[Supplied material]
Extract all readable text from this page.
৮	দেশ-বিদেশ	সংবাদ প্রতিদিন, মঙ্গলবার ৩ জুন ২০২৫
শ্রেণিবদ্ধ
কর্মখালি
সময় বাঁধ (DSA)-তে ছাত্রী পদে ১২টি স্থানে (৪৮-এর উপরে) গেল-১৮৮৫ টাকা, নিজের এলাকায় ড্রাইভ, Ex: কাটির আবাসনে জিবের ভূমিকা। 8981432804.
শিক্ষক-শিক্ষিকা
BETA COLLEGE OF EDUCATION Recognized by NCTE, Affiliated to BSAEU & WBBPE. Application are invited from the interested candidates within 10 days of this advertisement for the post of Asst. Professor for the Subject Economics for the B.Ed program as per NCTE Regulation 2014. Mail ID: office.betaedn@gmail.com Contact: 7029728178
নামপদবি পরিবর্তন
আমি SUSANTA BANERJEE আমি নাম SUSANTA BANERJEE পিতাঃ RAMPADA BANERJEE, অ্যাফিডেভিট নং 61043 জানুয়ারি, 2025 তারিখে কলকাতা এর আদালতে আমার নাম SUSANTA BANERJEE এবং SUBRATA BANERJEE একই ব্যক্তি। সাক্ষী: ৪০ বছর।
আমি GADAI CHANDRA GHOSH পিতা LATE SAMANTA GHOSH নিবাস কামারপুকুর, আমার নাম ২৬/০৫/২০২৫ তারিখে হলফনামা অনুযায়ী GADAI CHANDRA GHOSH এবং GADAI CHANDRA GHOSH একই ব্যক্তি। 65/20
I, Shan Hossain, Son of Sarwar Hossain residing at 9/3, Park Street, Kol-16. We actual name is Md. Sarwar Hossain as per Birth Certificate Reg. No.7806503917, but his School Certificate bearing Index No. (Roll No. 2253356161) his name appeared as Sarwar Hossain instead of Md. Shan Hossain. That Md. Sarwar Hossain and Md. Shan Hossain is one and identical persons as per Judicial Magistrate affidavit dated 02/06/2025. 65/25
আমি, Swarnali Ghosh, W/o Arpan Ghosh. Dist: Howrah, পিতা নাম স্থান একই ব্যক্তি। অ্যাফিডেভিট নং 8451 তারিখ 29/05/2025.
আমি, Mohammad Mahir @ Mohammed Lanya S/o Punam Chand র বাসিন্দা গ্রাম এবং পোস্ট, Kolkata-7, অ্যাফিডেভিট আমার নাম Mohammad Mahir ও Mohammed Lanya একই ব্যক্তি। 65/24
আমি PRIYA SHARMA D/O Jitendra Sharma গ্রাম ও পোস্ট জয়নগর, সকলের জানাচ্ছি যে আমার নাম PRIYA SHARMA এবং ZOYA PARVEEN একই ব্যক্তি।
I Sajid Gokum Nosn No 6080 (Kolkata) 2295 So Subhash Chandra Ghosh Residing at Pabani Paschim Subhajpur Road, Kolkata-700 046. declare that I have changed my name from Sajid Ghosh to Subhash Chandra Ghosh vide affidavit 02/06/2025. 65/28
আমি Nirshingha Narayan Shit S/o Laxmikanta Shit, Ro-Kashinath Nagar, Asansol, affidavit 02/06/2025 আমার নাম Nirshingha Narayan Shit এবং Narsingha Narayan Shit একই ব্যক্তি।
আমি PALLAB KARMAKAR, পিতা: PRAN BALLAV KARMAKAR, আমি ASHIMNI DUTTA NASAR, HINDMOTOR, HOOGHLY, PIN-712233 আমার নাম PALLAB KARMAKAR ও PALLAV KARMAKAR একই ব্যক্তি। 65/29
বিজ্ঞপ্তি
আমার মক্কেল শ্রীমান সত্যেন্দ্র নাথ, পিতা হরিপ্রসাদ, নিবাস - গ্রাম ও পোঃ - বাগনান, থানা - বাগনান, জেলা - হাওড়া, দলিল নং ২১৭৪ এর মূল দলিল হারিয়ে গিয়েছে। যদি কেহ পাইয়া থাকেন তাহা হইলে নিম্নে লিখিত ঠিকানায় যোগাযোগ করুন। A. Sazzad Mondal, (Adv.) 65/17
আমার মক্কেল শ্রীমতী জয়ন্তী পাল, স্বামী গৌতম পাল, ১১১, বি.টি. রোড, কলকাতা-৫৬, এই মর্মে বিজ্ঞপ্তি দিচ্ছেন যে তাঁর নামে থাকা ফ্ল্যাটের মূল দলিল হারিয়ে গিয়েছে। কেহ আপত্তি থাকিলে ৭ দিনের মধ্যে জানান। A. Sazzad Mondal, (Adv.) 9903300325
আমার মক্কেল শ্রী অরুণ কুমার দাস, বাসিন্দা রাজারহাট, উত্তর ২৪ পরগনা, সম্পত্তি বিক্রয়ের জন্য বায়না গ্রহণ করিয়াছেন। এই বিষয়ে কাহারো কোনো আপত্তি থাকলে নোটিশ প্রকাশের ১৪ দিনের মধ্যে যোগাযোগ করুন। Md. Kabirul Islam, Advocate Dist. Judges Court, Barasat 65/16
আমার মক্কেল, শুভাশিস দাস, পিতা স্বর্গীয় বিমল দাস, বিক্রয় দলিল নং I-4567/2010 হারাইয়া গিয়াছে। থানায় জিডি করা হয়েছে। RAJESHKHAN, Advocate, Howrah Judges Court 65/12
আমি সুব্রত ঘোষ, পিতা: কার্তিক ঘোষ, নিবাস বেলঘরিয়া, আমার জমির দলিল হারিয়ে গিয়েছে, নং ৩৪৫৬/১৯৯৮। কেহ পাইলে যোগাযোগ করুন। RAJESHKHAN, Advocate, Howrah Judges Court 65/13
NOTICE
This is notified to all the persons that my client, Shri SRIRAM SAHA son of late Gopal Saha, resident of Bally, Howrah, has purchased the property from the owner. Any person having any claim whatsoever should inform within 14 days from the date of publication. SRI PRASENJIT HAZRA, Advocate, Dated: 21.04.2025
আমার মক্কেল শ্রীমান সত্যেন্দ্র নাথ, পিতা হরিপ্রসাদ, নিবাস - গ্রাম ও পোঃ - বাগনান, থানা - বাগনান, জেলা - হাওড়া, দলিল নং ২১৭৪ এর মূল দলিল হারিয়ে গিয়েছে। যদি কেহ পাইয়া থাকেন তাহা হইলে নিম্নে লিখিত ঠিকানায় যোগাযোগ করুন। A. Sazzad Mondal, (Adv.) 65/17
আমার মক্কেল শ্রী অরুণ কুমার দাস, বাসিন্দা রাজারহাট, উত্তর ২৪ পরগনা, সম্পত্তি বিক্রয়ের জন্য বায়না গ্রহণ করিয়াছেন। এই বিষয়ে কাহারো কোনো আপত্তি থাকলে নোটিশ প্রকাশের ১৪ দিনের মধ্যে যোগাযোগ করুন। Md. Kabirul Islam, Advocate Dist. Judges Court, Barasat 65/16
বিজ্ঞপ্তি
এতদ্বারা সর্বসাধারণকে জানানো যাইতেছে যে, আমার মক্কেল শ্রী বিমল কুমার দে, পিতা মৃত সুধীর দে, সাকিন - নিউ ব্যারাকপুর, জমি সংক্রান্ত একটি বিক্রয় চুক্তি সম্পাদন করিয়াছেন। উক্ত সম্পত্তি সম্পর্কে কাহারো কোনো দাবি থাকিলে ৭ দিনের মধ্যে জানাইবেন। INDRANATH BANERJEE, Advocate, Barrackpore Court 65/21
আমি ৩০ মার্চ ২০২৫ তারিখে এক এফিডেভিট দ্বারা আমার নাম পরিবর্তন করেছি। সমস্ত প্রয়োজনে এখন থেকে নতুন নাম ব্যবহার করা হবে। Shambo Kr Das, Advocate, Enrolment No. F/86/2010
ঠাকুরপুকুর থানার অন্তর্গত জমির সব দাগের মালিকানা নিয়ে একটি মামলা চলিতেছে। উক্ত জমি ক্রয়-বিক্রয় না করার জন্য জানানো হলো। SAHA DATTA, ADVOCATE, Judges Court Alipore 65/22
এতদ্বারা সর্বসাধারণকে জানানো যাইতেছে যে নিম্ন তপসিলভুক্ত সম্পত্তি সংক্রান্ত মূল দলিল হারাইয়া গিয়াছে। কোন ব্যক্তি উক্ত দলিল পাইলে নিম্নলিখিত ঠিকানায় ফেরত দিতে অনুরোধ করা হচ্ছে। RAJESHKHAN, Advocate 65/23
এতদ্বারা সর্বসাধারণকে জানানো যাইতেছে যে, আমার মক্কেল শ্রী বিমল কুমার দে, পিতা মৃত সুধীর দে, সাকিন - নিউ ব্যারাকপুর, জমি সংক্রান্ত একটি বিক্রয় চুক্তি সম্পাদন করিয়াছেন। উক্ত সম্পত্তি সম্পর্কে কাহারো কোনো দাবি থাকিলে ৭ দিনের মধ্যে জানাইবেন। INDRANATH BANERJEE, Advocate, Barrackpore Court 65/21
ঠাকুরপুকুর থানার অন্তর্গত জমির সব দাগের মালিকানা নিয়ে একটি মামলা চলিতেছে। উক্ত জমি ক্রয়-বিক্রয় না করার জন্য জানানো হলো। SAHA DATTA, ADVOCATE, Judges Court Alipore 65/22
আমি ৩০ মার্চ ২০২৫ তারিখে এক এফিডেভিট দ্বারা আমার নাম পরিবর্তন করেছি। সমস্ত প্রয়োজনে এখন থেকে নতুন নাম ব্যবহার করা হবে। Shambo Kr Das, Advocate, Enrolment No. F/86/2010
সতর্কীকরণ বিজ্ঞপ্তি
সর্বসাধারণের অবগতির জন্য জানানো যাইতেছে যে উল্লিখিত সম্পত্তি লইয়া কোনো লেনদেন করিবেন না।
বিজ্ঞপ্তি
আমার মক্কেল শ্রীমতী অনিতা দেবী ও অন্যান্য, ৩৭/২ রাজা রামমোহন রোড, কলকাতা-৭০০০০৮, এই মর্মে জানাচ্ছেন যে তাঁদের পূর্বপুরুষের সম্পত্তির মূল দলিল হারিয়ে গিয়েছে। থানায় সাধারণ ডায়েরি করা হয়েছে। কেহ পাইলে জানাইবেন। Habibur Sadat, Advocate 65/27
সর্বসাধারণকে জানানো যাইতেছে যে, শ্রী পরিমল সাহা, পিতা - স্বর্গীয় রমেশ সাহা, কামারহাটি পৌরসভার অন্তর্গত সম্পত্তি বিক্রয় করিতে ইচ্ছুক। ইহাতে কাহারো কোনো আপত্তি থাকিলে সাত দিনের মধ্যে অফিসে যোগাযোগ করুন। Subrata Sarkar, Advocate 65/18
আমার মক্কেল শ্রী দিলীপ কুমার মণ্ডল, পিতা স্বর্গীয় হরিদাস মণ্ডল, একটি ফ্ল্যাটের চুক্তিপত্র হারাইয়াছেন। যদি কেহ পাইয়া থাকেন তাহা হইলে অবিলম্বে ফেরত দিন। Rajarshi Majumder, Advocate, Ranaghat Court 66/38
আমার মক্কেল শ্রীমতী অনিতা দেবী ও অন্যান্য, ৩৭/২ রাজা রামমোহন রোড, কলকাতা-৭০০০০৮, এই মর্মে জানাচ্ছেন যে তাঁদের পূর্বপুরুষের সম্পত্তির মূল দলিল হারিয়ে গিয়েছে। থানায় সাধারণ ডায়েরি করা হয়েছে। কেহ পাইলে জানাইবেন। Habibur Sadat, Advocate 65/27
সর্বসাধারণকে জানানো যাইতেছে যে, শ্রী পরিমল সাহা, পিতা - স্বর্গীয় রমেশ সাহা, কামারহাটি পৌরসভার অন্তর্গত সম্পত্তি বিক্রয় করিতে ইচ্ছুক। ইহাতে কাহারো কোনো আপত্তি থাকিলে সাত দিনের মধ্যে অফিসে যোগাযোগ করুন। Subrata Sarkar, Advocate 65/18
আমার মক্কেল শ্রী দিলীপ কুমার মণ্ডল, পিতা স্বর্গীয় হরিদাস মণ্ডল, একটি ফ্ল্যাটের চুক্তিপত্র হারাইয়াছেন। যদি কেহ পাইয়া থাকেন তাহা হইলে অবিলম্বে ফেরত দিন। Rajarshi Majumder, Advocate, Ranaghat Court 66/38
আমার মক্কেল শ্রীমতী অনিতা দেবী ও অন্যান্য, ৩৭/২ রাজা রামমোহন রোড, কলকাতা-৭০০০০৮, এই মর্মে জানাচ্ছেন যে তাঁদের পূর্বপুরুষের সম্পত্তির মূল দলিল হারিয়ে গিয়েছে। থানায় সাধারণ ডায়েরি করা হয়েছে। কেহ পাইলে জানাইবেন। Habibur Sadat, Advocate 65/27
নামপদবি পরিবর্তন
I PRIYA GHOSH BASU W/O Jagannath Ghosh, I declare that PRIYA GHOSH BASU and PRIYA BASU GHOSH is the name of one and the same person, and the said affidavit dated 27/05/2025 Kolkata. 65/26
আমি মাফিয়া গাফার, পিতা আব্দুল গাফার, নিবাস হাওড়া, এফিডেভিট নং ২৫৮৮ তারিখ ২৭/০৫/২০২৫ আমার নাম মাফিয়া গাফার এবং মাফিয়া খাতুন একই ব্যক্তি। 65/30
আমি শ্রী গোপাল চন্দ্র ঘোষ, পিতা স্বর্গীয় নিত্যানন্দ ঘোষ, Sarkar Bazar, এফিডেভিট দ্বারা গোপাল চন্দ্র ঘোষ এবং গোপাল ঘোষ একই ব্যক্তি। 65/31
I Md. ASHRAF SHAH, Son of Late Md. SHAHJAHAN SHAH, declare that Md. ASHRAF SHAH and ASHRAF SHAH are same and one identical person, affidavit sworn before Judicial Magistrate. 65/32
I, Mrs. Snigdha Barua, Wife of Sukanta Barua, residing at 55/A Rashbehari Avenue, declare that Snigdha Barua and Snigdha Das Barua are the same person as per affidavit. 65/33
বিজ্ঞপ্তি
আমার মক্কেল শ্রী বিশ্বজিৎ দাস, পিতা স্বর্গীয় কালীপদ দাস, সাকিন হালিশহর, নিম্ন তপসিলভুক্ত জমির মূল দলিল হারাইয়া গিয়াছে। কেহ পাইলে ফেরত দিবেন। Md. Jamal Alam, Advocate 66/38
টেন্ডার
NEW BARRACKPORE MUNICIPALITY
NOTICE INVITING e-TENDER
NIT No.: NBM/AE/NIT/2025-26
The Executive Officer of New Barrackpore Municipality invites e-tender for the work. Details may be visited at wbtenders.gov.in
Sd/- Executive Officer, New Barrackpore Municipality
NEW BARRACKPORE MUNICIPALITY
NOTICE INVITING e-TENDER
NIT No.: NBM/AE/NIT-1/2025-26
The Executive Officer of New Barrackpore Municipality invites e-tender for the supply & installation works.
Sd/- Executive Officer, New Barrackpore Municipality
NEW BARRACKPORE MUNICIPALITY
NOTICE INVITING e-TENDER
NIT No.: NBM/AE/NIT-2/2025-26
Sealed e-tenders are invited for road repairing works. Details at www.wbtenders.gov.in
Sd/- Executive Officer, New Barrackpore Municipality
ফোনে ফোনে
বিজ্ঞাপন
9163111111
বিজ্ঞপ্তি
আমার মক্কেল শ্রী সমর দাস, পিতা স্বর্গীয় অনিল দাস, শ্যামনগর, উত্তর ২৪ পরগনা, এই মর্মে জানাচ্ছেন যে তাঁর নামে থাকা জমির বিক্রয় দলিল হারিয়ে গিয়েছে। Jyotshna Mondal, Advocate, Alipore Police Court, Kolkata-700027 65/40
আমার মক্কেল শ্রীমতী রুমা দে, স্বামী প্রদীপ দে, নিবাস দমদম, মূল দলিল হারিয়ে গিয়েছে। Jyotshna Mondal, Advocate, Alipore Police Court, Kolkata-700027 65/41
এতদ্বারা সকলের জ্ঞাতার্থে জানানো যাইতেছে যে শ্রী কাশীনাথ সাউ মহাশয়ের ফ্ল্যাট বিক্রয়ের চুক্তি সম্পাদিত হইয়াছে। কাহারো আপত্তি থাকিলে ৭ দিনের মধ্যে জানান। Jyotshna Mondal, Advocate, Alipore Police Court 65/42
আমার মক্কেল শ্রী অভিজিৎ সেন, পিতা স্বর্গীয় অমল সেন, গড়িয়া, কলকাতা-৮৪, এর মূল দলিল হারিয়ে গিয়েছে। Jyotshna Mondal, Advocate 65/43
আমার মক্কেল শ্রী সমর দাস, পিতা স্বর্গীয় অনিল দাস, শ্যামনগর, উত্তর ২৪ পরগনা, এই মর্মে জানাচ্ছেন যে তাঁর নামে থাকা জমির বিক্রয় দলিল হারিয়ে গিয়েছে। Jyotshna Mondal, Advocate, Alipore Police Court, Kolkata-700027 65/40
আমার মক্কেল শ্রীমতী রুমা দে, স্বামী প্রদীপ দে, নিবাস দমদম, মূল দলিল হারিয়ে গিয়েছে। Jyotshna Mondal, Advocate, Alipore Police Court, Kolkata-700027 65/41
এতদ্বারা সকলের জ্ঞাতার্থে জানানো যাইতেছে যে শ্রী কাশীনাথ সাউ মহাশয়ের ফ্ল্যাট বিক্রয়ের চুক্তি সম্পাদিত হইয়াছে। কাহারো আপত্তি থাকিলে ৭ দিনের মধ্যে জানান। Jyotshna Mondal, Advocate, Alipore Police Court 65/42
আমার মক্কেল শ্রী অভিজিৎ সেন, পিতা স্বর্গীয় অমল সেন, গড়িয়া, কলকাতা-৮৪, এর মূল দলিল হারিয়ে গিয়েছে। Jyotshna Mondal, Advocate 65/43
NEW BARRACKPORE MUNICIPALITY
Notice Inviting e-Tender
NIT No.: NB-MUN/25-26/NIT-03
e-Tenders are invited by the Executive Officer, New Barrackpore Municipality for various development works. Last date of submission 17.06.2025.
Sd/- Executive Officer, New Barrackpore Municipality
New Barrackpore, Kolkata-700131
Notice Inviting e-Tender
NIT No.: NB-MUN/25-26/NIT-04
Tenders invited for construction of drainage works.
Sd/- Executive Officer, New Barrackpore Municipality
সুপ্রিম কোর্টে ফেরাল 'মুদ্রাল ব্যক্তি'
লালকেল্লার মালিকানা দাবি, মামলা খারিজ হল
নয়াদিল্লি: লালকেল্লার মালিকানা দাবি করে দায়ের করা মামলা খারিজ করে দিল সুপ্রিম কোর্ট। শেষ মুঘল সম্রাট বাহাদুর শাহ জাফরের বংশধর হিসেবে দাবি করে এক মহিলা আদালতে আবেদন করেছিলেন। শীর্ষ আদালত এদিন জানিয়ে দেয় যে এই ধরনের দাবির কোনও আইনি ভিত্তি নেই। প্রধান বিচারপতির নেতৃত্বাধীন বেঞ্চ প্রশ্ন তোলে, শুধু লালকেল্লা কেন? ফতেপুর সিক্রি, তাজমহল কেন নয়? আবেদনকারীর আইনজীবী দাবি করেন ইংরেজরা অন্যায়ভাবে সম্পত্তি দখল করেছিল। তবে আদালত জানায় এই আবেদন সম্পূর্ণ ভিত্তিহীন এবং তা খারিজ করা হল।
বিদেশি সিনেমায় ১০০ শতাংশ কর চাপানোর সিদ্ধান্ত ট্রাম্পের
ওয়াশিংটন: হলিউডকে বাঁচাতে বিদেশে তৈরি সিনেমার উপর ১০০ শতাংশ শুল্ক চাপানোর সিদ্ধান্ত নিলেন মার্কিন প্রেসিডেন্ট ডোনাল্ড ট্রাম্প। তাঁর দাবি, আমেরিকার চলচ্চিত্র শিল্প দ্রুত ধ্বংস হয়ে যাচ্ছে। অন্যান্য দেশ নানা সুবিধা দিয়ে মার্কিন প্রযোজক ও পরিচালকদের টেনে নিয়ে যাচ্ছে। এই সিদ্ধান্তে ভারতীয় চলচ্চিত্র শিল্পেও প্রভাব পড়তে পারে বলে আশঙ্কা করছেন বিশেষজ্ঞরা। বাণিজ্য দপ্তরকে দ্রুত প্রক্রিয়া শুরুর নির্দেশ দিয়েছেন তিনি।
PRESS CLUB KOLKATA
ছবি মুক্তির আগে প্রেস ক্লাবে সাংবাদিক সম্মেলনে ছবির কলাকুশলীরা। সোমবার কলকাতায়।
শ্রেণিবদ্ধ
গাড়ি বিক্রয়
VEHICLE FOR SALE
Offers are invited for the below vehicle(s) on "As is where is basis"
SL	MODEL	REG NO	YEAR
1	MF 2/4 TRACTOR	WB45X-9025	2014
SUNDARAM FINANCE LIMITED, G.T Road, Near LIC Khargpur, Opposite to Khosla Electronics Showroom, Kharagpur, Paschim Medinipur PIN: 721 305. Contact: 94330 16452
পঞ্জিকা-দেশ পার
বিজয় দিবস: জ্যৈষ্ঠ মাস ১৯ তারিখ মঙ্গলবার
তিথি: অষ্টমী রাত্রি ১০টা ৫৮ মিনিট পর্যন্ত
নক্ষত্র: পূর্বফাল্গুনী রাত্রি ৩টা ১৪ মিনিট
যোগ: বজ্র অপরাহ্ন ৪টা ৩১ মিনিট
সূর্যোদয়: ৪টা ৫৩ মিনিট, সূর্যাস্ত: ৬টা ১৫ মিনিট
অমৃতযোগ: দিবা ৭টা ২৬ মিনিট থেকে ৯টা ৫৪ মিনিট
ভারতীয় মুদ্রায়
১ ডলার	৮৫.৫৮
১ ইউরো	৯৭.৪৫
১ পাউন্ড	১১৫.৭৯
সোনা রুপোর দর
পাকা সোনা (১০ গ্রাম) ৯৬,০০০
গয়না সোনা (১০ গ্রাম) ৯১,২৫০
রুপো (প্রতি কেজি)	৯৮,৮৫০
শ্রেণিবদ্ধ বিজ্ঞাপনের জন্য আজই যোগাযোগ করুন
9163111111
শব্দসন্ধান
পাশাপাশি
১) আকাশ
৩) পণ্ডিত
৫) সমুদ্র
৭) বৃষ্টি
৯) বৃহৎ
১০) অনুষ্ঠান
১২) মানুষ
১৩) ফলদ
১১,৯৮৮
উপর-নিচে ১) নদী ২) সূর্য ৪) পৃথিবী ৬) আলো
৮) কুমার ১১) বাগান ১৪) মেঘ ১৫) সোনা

[Work to do] From the records, copy every line that has the string "affidavit" in it.

[Exercise answer]
I, Shan Hossain, Son of Sarwar Hossain residing at 9/3, Park Street, Kol-16. We actual name is Md. Sarwar Hossain as per Birth Certificate Reg. No.7806503917, but his School Certificate bearing Index No. (Roll No. 2253356161) his name appeared as Sarwar Hossain instead of Md. Shan Hossain. That Md. Sarwar Hossain and Md. Shan Hossain is one and identical persons as per Judicial Magistrate affidavit dated 02/06/2025. 65/25
I Sajid Gokum Nosn No 6080 (Kolkata) 2295 So Subhash Chandra Ghosh Residing at Pabani Paschim Subhajpur Road, Kolkata-700 046. declare that I have changed my name from Sajid Ghosh to Subhash Chandra Ghosh vide affidavit 02/06/2025. 65/28
আমি Nirshingha Narayan Shit S/o Laxmikanta Shit, Ro-Kashinath Nagar, Asansol, affidavit 02/06/2025 আমার নাম Nirshingha Narayan Shit এবং Narsingha Narayan Shit একই ব্যক্তি।
I PRIYA GHOSH BASU W/O Jagannath Ghosh, I declare that PRIYA GHOSH BASU and PRIYA BASU GHOSH is the name of one and the same person, and the said affidavit dated 27/05/2025 Kolkata. 65/26
I Md. ASHRAF SHAH, Son of Late Md. SHAHJAHAN SHAH, declare that Md. ASHRAF SHAH and ASHRAF SHAH are same and one identical person, affidavit sworn before Judicial Magistrate. 65/32
I, Mrs. Snigdha Barua, Wife of Sukanta Barua, residing at 55/A Rashbehari Avenue, declare that Snigdha Barua and Snigdha Das Barua are the same person as per affidavit. 65/33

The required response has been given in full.